= Source excerpt =
◆ ◆ ◆ ◆ ◆ ◆ ◆
MULTI-TASK OPTION LEARNING AND DISCOVERY FOR STOCHASTIC PATH PLANNING

Abstract

This paper addresses the problem of reliably and efficiently solving broad classes of long-horizon stochastic path planning problems. Starting with a vanilla RL formulation with a stochastic dynamics simulator and an occupancy matrix of the environment, our approach computes useful options with policies as well as high-level paths that compose the discovered options. Our main contributions are (1) data-driven methods for creating abstract states that serve as end points for helpful options, (2) methods for computing option policies using auto-generated option guides in the form of dense pseudo-reward functions, and (3) an overarching algorithm for composing the computed options. We show that this approach yields strong guarantees of executability and solvability: under fairly general conditions, the computed option guides lead to composable option policies and consequently ensure downward refinability. Empirical evaluation on a range of robots, environments, and tasks shows that this approach effectively transfers knowledge across related tasks and that it outperforms existing approaches by a significant margin.
◆ ◆ ◆ ◆ ◆ ◆ ◆
= Challenge A =
Using the stochastic path planning abstract above, decide whether each statement agrees with it. Answer yes or no for each, and quote the words that decide it. (i) The approach begins from a stochastic dynamics simulator and an occupancy matrix of the environment. (ii) The option guides take the form of sparse reward functions. (iii) The empirical evaluation used a single robot.

= Supplied entries =
◆ ◆ ◆ ◆ ◆ ◆ ◆
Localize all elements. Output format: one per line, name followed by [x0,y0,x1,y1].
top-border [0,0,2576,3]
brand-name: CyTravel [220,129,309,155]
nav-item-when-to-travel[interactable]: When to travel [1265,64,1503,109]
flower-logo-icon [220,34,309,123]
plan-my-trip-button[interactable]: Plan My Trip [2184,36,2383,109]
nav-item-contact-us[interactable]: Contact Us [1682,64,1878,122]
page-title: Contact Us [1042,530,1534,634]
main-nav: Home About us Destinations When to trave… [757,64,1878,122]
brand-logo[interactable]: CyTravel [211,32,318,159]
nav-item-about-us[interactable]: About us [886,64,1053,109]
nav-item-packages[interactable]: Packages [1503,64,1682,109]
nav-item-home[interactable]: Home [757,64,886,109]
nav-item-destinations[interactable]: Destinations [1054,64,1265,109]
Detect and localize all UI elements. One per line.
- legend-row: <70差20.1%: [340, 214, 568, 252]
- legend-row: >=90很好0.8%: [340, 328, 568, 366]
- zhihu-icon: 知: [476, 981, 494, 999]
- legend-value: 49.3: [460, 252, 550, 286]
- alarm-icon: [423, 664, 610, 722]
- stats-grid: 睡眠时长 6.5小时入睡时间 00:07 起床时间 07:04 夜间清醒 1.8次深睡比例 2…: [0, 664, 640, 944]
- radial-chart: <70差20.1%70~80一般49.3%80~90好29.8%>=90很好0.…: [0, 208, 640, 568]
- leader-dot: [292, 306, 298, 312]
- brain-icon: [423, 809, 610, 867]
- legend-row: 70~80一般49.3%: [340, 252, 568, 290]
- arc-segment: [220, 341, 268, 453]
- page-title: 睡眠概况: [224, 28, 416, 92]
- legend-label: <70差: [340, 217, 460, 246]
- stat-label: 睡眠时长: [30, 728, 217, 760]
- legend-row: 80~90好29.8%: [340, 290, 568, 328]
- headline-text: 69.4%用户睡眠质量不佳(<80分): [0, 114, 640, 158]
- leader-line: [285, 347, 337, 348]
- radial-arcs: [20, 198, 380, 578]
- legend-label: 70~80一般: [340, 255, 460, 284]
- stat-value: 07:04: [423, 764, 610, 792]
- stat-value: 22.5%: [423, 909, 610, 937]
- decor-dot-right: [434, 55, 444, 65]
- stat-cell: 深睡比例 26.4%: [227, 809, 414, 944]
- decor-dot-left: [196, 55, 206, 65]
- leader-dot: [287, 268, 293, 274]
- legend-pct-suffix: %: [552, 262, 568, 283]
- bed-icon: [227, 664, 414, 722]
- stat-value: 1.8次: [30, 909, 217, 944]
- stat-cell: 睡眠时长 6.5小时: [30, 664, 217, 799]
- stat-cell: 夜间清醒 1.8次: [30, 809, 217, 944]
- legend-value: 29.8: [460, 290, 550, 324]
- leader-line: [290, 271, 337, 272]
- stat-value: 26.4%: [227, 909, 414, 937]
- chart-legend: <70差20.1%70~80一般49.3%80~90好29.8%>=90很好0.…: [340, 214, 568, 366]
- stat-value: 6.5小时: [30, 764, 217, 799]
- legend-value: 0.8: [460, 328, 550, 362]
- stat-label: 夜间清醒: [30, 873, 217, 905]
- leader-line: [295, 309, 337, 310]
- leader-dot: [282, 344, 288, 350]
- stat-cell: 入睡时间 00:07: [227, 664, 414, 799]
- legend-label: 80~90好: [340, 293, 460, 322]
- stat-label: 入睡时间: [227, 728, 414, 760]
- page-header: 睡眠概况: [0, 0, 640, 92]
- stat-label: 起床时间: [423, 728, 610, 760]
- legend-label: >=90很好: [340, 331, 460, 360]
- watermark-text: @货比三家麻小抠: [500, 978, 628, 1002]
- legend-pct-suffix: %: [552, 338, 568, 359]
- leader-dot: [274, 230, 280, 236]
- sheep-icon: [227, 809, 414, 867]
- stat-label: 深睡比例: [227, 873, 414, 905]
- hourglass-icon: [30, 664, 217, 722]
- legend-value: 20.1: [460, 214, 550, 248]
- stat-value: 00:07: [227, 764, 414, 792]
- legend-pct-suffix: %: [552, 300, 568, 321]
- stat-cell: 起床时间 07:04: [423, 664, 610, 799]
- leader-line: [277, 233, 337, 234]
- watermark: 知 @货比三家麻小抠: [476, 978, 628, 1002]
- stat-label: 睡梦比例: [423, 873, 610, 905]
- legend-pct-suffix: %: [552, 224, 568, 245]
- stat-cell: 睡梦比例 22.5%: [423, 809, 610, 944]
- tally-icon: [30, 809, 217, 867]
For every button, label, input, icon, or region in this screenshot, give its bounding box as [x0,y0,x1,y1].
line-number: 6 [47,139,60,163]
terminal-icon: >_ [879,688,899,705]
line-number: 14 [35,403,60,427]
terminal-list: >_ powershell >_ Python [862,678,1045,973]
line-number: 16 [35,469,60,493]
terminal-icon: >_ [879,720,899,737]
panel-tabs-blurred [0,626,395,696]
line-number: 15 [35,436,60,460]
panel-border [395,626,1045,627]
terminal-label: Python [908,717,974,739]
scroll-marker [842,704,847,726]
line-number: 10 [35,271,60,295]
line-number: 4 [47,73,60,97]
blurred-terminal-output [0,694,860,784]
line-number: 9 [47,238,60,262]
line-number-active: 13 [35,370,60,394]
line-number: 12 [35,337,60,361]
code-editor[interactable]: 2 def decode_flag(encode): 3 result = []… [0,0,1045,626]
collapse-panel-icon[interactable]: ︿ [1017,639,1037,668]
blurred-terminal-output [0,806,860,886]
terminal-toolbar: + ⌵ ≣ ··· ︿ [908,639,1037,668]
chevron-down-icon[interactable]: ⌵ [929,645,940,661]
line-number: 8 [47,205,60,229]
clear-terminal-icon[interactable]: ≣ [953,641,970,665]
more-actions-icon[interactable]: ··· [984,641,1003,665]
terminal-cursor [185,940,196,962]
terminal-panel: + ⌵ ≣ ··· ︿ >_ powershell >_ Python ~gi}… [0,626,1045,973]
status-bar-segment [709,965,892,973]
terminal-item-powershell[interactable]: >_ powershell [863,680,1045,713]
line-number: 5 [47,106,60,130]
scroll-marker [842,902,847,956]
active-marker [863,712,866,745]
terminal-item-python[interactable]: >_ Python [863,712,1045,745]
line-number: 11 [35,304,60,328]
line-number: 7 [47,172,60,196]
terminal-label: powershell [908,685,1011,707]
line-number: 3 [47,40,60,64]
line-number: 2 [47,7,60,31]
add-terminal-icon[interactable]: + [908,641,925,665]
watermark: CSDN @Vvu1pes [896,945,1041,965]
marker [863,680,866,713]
◆ ◆ ◆ ◆ ◆ ◆ ◆
= Challenge B =
Retype the records from their first line up to and including the line with "- brain-icon: [423, 809, 610, 867]".

= Full answer A =
(i) Yes: "Starting with a vanilla RL formulation with a stochastic dynamics simulator and an occupancy matrix of the environment"
(ii) No: "auto-generated option guides in the form of dense pseudo-reward functions"
(iii) No: "Empirical evaluation on a range of robots, environments, and tasks"

= Full answer B =
Localize all elements. Output format: one per line, name followed by [x0,y0,x1,y1].
top-border [0,0,2576,3]
brand-name: CyTravel [220,129,309,155]
nav-item-when-to-travel[interactable]: When to travel [1265,64,1503,109]
flower-logo-icon [220,34,309,123]
plan-my-trip-button[interactable]: Plan My Trip [2184,36,2383,109]
nav-item-contact-us[interactable]: Contact Us [1682,64,1878,122]
page-title: Contact Us [1042,530,1534,634]
main-nav: Home About us Destinations When to trave… [757,64,1878,122]
brand-logo[interactable]: CyTravel [211,32,318,159]
nav-item-about-us[interactable]: About us [886,64,1053,109]
nav-item-packages[interactable]: Packages [1503,64,1682,109]
nav-item-home[interactable]: Home [757,64,886,109]
nav-item-destinations[interactable]: Destinations [1054,64,1265,109]
Detect and localize all UI elements. One per line.
- legend-row: <70差20.1%: [340, 214, 568, 252]
- legend-row: >=90很好0.8%: [340, 328, 568, 366]
- zhihu-icon: 知: [476, 981, 494, 999]
- legend-value: 49.3: [460, 252, 550, 286]
- alarm-icon: [423, 664, 610, 722]
- stats-grid: 睡眠时长 6.5小时入睡时间 00:07 起床时间 07:04 夜间清醒 1.8次深睡比例 2…: [0, 664, 640, 944]
- radial-chart: <70差20.1%70~80一般49.3%80~90好29.8%>=90很好0.…: [0, 208, 640, 568]
- leader-dot: [292, 306, 298, 312]
- brain-icon: [423, 809, 610, 867]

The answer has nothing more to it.